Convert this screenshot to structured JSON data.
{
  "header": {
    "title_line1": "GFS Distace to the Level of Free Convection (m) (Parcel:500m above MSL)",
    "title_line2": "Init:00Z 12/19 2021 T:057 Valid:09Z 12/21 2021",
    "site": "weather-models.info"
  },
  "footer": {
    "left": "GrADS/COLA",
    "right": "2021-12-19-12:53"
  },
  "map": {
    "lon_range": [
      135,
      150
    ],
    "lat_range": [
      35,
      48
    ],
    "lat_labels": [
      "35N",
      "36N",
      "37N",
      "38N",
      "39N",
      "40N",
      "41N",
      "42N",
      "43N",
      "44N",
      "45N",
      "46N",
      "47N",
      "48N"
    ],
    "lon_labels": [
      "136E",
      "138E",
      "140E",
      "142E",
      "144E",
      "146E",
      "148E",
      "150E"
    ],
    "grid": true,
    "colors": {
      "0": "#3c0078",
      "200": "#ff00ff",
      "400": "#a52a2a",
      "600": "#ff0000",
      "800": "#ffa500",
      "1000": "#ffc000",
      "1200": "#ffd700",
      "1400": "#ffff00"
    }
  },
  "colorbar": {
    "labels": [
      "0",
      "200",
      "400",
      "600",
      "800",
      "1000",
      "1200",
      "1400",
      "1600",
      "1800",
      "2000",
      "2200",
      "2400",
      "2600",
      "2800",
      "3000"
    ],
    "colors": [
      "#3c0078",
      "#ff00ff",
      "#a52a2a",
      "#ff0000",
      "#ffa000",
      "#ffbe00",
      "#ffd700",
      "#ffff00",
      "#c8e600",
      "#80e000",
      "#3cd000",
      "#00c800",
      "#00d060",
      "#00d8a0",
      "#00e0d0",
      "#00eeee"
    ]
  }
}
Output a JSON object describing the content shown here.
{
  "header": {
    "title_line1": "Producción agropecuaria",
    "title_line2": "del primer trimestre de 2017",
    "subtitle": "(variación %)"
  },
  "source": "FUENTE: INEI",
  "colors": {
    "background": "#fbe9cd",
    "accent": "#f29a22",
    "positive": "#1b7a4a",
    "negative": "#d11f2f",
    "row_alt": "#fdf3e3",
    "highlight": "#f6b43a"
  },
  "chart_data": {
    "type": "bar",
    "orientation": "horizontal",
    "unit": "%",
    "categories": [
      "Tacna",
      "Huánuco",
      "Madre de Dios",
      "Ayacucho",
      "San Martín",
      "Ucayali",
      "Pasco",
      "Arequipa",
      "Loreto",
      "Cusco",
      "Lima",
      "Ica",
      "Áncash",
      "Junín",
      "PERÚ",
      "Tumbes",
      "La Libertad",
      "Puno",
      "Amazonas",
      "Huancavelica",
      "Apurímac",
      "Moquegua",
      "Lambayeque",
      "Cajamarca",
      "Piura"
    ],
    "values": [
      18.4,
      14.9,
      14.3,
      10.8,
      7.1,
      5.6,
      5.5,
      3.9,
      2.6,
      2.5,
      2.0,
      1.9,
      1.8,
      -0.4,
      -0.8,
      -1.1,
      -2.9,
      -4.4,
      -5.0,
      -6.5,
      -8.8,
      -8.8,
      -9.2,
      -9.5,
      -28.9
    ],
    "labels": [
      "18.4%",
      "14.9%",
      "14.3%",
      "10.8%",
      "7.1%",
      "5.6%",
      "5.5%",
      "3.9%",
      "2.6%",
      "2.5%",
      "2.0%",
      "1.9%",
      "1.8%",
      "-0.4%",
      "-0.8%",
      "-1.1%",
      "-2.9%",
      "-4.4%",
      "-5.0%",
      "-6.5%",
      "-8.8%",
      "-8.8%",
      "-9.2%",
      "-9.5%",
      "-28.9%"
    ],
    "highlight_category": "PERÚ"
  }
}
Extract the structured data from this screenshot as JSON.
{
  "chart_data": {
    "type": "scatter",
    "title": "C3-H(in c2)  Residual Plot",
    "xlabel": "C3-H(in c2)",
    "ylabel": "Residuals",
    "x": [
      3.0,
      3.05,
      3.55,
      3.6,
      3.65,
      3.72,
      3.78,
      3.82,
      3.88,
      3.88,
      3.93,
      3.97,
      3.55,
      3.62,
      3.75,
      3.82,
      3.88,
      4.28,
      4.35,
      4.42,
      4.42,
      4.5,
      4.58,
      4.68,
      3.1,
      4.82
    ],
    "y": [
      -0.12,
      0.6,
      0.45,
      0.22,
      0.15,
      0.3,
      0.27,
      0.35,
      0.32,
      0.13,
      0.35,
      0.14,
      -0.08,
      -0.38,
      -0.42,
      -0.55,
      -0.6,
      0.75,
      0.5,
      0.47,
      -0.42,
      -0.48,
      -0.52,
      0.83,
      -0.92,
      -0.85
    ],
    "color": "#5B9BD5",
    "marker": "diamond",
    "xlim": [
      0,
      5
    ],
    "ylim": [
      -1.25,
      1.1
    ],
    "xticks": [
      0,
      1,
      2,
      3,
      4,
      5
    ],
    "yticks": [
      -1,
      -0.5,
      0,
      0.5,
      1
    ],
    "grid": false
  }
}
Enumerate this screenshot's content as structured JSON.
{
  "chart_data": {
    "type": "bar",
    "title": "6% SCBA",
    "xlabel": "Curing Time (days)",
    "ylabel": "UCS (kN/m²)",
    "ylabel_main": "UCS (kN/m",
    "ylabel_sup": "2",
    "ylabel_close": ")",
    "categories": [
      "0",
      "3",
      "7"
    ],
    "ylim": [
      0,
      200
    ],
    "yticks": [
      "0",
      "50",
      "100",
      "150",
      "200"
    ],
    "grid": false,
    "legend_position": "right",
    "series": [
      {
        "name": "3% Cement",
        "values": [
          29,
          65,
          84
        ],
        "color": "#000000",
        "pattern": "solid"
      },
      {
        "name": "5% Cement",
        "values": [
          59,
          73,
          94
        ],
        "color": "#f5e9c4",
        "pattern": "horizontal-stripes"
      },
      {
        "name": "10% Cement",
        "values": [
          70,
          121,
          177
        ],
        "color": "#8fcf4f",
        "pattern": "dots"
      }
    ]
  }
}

—————

**WHAT TO WORK ON**
Out of the preceding entries, pull every line containing the string "xlabel".

**SOLUTION TO THE PROBLEM**
    "xlabel": "C3-H(in c2)",
    "xlabel": "Curing Time (days)",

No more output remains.